- The problem -
Filter the entries below, keeping every line that has the word "Initial".

- Stored data -

## begin

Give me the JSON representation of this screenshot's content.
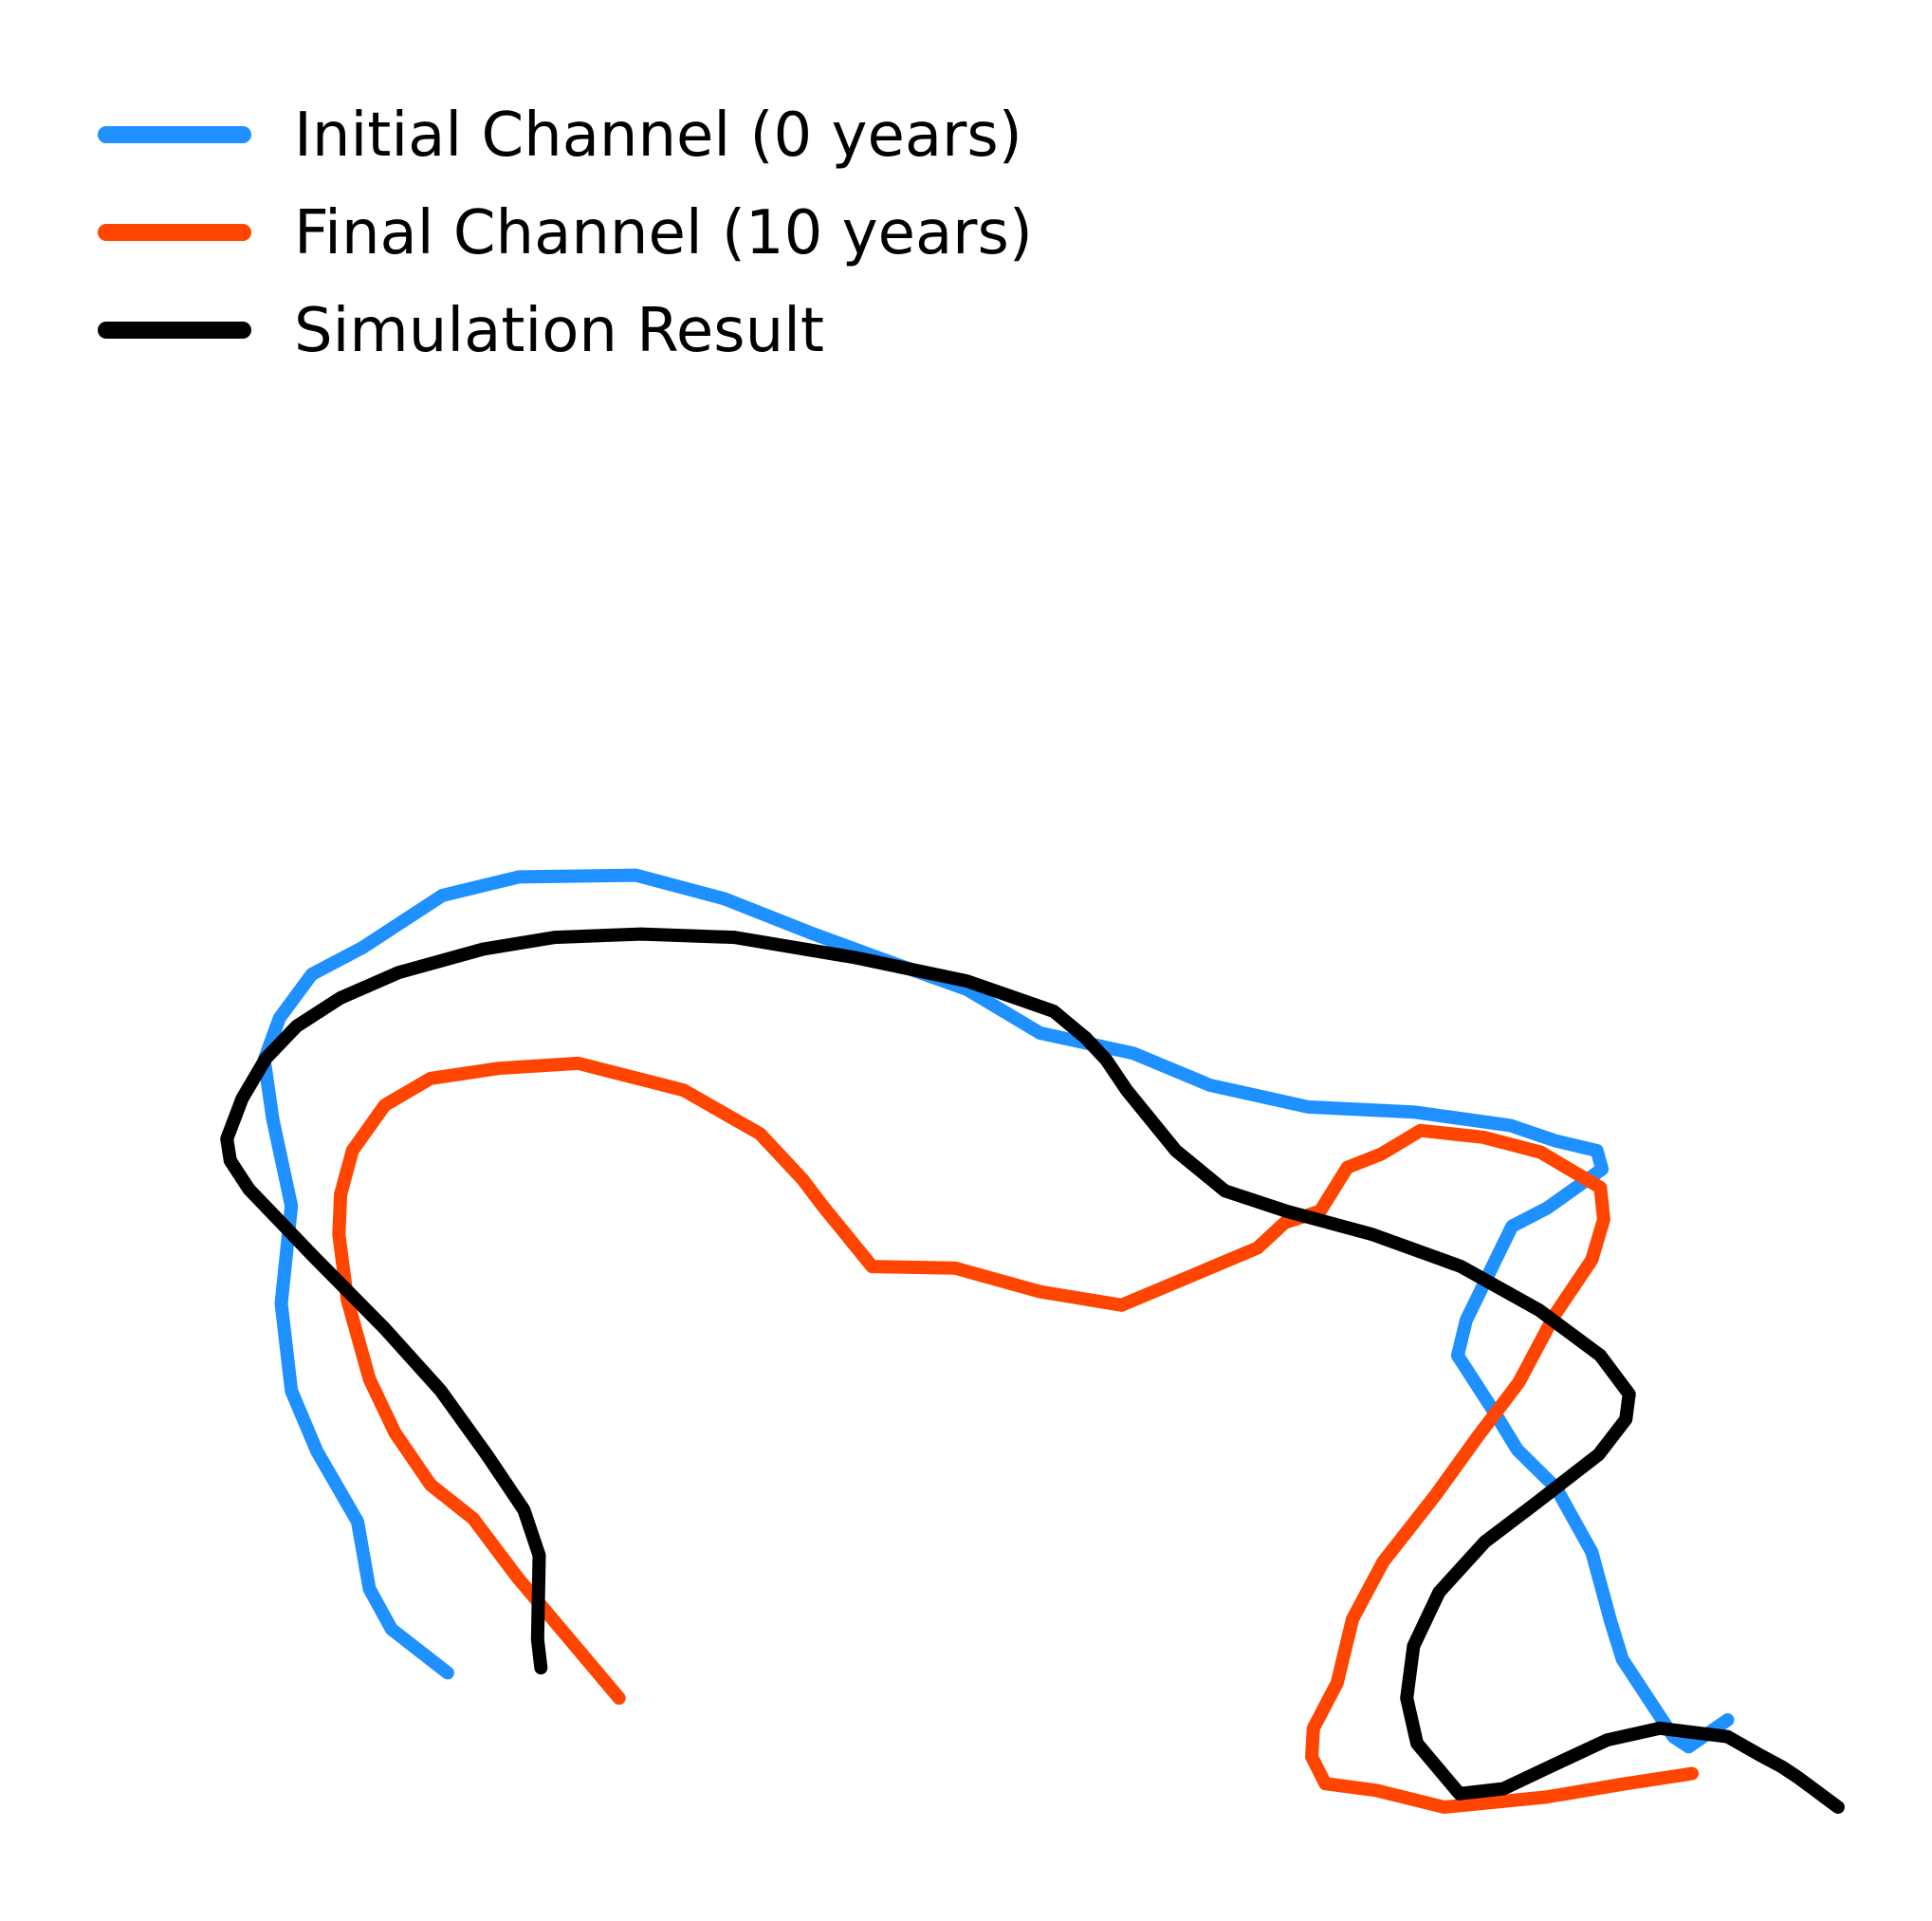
{
  "chart_data": {
    "type": "line",
    "title": "",
    "xlabel": "",
    "ylabel": "",
    "axes_visible": false,
    "grid": false,
    "xlim": [
      0,
      1000
    ],
    "ylim": [
      0,
      1000
    ],
    "legend": {
      "position": "top-left",
      "entries": [
        {
          "label": "Initial Channel (0 years)",
          "color": "#1e90ff"
        },
        {
          "label": "Final Channel (10 years)",
          "color": "#ff4500"
        },
        {
          "label": "Simulation Result",
          "color": "#000000"
        }
      ]
    },
    "series": [
      {
        "name": "Initial Channel (0 years)",
        "color": "#1e90ff",
        "points": [
          [
            191,
            80
          ],
          [
            158,
            106
          ],
          [
            145,
            130
          ],
          [
            138,
            170
          ],
          [
            114,
            212
          ],
          [
            99,
            248
          ],
          [
            93,
            300
          ],
          [
            99,
            358
          ],
          [
            88,
            410
          ],
          [
            83,
            445
          ],
          [
            92,
            470
          ],
          [
            111,
            496
          ],
          [
            141,
            512
          ],
          [
            188,
            543
          ],
          [
            233,
            554
          ],
          [
            302,
            555
          ],
          [
            354,
            541
          ],
          [
            404,
            521
          ],
          [
            447,
            505
          ],
          [
            497,
            487
          ],
          [
            540,
            461
          ],
          [
            595,
            449
          ],
          [
            640,
            430
          ],
          [
            698,
            417
          ],
          [
            760,
            414
          ],
          [
            817,
            406
          ],
          [
            843,
            397
          ],
          [
            868,
            391
          ],
          [
            871,
            380
          ],
          [
            839,
            357
          ],
          [
            818,
            346
          ],
          [
            791,
            290
          ],
          [
            786,
            269
          ],
          [
            809,
            233
          ],
          [
            821,
            213
          ],
          [
            844,
            190
          ],
          [
            865,
            152
          ],
          [
            876,
            111
          ],
          [
            883,
            88
          ],
          [
            913,
            42
          ],
          [
            922,
            36
          ],
          [
            945,
            52
          ]
        ]
      },
      {
        "name": "Final Channel (10 years)",
        "color": "#ff4500",
        "points": [
          [
            292,
            65
          ],
          [
            262,
            101
          ],
          [
            232,
            137
          ],
          [
            206,
            172
          ],
          [
            181,
            192
          ],
          [
            160,
            223
          ],
          [
            145,
            255
          ],
          [
            132,
            302
          ],
          [
            127,
            341
          ],
          [
            128,
            365
          ],
          [
            135,
            391
          ],
          [
            154,
            418
          ],
          [
            181,
            434
          ],
          [
            221,
            440
          ],
          [
            268,
            443
          ],
          [
            330,
            427
          ],
          [
            375,
            401
          ],
          [
            400,
            374
          ],
          [
            412,
            358
          ],
          [
            441,
            322
          ],
          [
            490,
            321
          ],
          [
            540,
            307
          ],
          [
            588,
            299
          ],
          [
            635,
            319
          ],
          [
            668,
            333
          ],
          [
            684,
            348
          ],
          [
            705,
            355
          ],
          [
            721,
            381
          ],
          [
            741,
            389
          ],
          [
            764,
            403
          ],
          [
            801,
            399
          ],
          [
            835,
            390
          ],
          [
            870,
            369
          ],
          [
            872,
            350
          ],
          [
            865,
            326
          ],
          [
            843,
            293
          ],
          [
            822,
            253
          ],
          [
            798,
            221
          ],
          [
            773,
            186
          ],
          [
            742,
            146
          ],
          [
            724,
            112
          ],
          [
            715,
            74
          ],
          [
            701,
            47
          ],
          [
            700,
            30
          ],
          [
            708,
            14
          ],
          [
            738,
            10
          ],
          [
            778,
            0
          ],
          [
            838,
            6
          ],
          [
            885,
            14
          ],
          [
            924,
            20
          ]
        ]
      },
      {
        "name": "Simulation Result",
        "color": "#000000",
        "points": [
          [
            246,
            83
          ],
          [
            244,
            100
          ],
          [
            245,
            150
          ],
          [
            236,
            177
          ],
          [
            214,
            210
          ],
          [
            187,
            248
          ],
          [
            154,
            285
          ],
          [
            112,
            328
          ],
          [
            74,
            368
          ],
          [
            63,
            385
          ],
          [
            61,
            398
          ],
          [
            70,
            422
          ],
          [
            84,
            446
          ],
          [
            102,
            465
          ],
          [
            128,
            482
          ],
          [
            162,
            497
          ],
          [
            212,
            511
          ],
          [
            254,
            518
          ],
          [
            305,
            520
          ],
          [
            360,
            518
          ],
          [
            431,
            506
          ],
          [
            497,
            492
          ],
          [
            548,
            474
          ],
          [
            567,
            458
          ],
          [
            579,
            445
          ],
          [
            591,
            427
          ],
          [
            620,
            391
          ],
          [
            649,
            367
          ],
          [
            685,
            355
          ],
          [
            736,
            341
          ],
          [
            788,
            322
          ],
          [
            834,
            296
          ],
          [
            870,
            269
          ],
          [
            887,
            246
          ],
          [
            885,
            231
          ],
          [
            869,
            210
          ],
          [
            832,
            181
          ],
          [
            802,
            158
          ],
          [
            775,
            128
          ],
          [
            760,
            96
          ],
          [
            756,
            65
          ],
          [
            762,
            38
          ],
          [
            787,
            8
          ],
          [
            813,
            11
          ],
          [
            838,
            23
          ],
          [
            874,
            40
          ],
          [
            905,
            47
          ],
          [
            945,
            42
          ],
          [
            964,
            31
          ],
          [
            977,
            24
          ],
          [
            986,
            18
          ],
          [
            1010,
            0
          ]
        ]
      }
    ]
  }
}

## end

- Solution to this problem -
          "label": "Initial Channel (0 years)",
        "name": "Initial Channel (0 years)",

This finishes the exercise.